──────── DATA EXCERPTS ────────

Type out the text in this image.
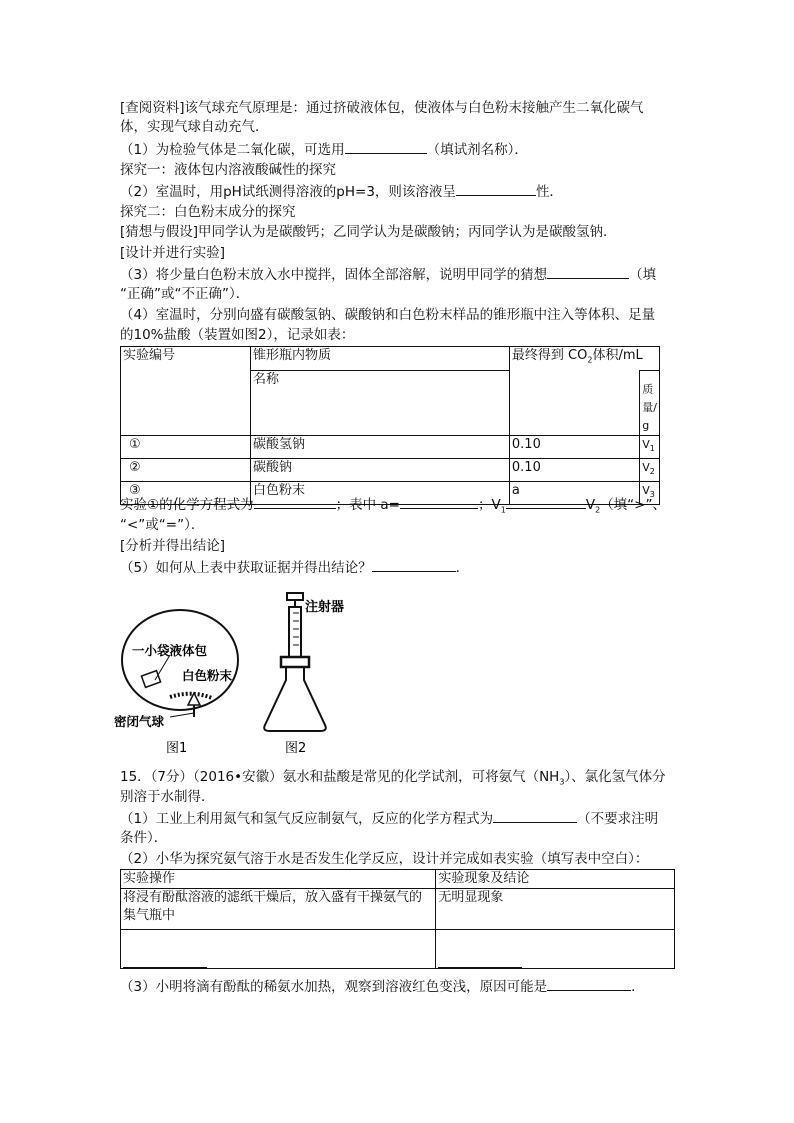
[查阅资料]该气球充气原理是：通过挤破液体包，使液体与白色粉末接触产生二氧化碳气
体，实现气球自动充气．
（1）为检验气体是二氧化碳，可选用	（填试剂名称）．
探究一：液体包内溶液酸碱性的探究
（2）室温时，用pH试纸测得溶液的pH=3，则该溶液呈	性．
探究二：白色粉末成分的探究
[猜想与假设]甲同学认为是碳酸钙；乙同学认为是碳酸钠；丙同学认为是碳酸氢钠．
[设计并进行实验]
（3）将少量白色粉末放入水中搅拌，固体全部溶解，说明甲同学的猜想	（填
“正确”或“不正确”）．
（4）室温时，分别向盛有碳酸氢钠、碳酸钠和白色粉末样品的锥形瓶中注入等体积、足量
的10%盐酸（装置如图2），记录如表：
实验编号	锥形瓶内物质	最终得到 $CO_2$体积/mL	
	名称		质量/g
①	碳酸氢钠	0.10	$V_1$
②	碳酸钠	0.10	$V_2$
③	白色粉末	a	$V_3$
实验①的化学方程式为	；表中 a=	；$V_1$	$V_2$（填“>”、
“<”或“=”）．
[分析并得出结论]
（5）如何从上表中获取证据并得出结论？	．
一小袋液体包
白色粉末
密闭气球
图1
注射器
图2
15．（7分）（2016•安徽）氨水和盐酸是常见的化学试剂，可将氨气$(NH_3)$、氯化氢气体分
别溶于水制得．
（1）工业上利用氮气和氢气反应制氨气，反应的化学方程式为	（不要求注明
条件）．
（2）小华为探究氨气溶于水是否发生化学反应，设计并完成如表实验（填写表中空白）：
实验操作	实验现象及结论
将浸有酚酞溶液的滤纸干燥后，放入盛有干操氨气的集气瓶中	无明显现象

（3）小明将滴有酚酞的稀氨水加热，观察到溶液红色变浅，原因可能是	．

────────
──────── DATA EXCERPTS ────────

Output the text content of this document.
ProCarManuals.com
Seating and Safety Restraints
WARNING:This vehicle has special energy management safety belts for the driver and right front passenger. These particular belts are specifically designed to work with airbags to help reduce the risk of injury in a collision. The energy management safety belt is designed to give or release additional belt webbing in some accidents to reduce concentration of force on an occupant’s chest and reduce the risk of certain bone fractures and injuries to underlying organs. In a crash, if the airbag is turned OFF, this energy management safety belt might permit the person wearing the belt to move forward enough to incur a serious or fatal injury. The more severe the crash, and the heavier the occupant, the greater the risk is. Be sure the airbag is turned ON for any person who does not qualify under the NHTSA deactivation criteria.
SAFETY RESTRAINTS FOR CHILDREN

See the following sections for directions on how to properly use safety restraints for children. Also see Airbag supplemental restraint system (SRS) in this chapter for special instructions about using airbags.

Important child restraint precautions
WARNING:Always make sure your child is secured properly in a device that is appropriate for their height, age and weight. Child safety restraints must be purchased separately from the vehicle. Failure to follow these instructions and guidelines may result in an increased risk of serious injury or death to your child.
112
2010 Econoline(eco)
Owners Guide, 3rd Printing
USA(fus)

────────
──────── DATA EXCERPTS ────────

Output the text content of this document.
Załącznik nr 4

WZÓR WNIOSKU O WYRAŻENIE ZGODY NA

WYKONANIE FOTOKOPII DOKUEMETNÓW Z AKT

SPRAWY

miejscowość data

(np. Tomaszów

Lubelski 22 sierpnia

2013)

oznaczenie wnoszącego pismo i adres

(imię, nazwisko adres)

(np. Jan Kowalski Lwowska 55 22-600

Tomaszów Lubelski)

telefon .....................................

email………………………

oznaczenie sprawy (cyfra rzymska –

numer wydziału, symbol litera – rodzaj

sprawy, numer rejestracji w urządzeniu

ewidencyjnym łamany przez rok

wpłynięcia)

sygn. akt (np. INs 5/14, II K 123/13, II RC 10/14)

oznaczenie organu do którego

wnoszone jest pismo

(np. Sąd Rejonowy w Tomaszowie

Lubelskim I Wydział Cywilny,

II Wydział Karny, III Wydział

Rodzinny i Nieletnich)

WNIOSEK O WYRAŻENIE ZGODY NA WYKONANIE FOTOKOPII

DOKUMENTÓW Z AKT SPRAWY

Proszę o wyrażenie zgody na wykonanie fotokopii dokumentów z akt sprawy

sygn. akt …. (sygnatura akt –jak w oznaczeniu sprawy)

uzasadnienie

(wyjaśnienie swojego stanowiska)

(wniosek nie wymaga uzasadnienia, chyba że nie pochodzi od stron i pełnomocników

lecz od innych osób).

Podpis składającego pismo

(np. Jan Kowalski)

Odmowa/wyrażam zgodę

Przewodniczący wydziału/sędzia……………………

────────

* _INSTRUCTIONS TO FOLLOW_
Say how many lines of the listing above contain "wydziału", with no other words.

* _REPLY_
2